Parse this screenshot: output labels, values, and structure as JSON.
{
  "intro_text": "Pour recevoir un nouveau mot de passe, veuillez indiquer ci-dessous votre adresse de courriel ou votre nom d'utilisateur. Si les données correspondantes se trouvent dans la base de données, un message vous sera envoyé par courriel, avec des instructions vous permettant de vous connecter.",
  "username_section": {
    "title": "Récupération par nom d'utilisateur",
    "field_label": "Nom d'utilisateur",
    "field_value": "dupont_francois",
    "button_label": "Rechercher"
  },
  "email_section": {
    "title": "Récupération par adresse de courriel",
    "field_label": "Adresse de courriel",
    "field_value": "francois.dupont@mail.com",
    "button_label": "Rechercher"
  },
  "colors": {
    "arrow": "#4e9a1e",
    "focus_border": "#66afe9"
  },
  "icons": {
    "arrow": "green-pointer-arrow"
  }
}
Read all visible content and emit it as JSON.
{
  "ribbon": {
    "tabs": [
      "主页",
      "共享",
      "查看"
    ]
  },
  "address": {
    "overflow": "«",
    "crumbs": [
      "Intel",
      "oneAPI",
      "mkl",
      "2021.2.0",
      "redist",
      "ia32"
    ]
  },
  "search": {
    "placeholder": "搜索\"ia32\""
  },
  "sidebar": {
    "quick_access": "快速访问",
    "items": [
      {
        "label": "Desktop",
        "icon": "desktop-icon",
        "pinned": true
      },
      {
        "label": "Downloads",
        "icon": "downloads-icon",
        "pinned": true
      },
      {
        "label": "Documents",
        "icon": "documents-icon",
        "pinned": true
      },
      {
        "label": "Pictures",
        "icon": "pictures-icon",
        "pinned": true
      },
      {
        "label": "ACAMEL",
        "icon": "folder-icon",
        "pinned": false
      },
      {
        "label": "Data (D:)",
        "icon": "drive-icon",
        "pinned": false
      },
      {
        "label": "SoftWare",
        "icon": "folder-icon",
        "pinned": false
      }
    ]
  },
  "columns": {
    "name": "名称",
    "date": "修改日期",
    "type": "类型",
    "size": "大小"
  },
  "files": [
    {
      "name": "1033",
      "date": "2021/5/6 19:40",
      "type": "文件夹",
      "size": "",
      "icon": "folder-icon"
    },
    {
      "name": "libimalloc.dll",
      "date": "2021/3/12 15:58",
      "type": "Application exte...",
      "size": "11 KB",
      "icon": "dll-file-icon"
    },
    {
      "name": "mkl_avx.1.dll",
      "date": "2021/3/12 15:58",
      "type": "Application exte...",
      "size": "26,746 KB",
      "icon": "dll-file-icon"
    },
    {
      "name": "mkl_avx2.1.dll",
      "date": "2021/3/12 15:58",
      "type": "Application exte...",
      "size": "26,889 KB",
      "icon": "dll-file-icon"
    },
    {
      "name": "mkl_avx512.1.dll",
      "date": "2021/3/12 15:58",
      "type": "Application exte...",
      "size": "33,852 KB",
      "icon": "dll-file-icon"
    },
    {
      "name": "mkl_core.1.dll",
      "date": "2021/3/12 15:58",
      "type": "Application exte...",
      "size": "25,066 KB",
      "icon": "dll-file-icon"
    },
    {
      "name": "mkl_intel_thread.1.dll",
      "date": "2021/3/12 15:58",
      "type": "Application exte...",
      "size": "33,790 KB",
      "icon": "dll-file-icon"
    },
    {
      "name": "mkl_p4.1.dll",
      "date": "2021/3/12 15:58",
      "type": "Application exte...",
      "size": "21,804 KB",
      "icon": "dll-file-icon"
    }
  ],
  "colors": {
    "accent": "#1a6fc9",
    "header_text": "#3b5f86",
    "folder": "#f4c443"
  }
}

● ● ● ● ●

Reproduce the full listing exactly.

Result.
Parse this screenshot: output labels, values, and structure as JSON.
{
  "intro_text": "Pour recevoir un nouveau mot de passe, veuillez indiquer ci-dessous votre adresse de courriel ou votre nom d'utilisateur. Si les données correspondantes se trouvent dans la base de données, un message vous sera envoyé par courriel, avec des instructions vous permettant de vous connecter.",
  "username_section": {
    "title": "Récupération par nom d'utilisateur",
    "field_label": "Nom d'utilisateur",
    "field_value": "dupont_francois",
    "button_label": "Rechercher"
  },
  "email_section": {
    "title": "Récupération par adresse de courriel",
    "field_label": "Adresse de courriel",
    "field_value": "francois.dupont@mail.com",
    "button_label": "Rechercher"
  },
  "colors": {
    "arrow": "#4e9a1e",
    "focus_border": "#66afe9"
  },
  "icons": {
    "arrow": "green-pointer-arrow"
  }
}
Read all visible content and emit it as JSON.
{
  "ribbon": {
    "tabs": [
      "主页",
      "共享",
      "查看"
    ]
  },
  "address": {
    "overflow": "«",
    "crumbs": [
      "Intel",
      "oneAPI",
      "mkl",
      "2021.2.0",
      "redist",
      "ia32"
    ]
  },
  "search": {
    "placeholder": "搜索\"ia32\""
  },
  "sidebar": {
    "quick_access": "快速访问",
    "items": [
      {
        "label": "Desktop",
        "icon": "desktop-icon",
        "pinned": true
      },
      {
        "label": "Downloads",
        "icon": "downloads-icon",
        "pinned": true
      },
      {
        "label": "Documents",
        "icon": "documents-icon",
        "pinned": true
      },
      {
        "label": "Pictures",
        "icon": "pictures-icon",
        "pinned": true
      },
      {
        "label": "ACAMEL",
        "icon": "folder-icon",
        "pinned": false
      },
      {
        "label": "Data (D:)",
        "icon": "drive-icon",
        "pinned": false
      },
      {
        "label": "SoftWare",
        "icon": "folder-icon",
        "pinned": false
      }
    ]
  },
  "columns": {
    "name": "名称",
    "date": "修改日期",
    "type": "类型",
    "size": "大小"
  },
  "files": [
    {
      "name": "1033",
      "date": "2021/5/6 19:40",
      "type": "文件夹",
      "size": "",
      "icon": "folder-icon"
    },
    {
      "name": "libimalloc.dll",
      "date": "2021/3/12 15:58",
      "type": "Application exte...",
      "size": "11 KB",
      "icon": "dll-file-icon"
    },
    {
      "name": "mkl_avx.1.dll",
      "date": "2021/3/12 15:58",
      "type": "Application exte...",
      "size": "26,746 KB",
      "icon": "dll-file-icon"
    },
    {
      "name": "mkl_avx2.1.dll",
      "date": "2021/3/12 15:58",
      "type": "Application exte...",
      "size": "26,889 KB",
      "icon": "dll-file-icon"
    },
    {
      "name": "mkl_avx512.1.dll",
      "date": "2021/3/12 15:58",
      "type": "Application exte...",
      "size": "33,852 KB",
      "icon": "dll-file-icon"
    },
    {
      "name": "mkl_core.1.dll",
      "date": "2021/3/12 15:58",
      "type": "Application exte...",
      "size": "25,066 KB",
      "icon": "dll-file-icon"
    },
    {
      "name": "mkl_intel_thread.1.dll",
      "date": "2021/3/12 15:58",
      "type": "Application exte...",
      "size": "33,790 KB",
      "icon": "dll-file-icon"
    },
    {
      "name": "mkl_p4.1.dll",
      "date": "2021/3/12 15:58",
      "type": "Application exte...",
      "size": "21,804 KB",
      "icon": "dll-file-icon"
    }
  ],
  "colors": {
    "accent": "#1a6fc9",
    "header_text": "#3b5f86",
    "folder": "#f4c443"
  }
}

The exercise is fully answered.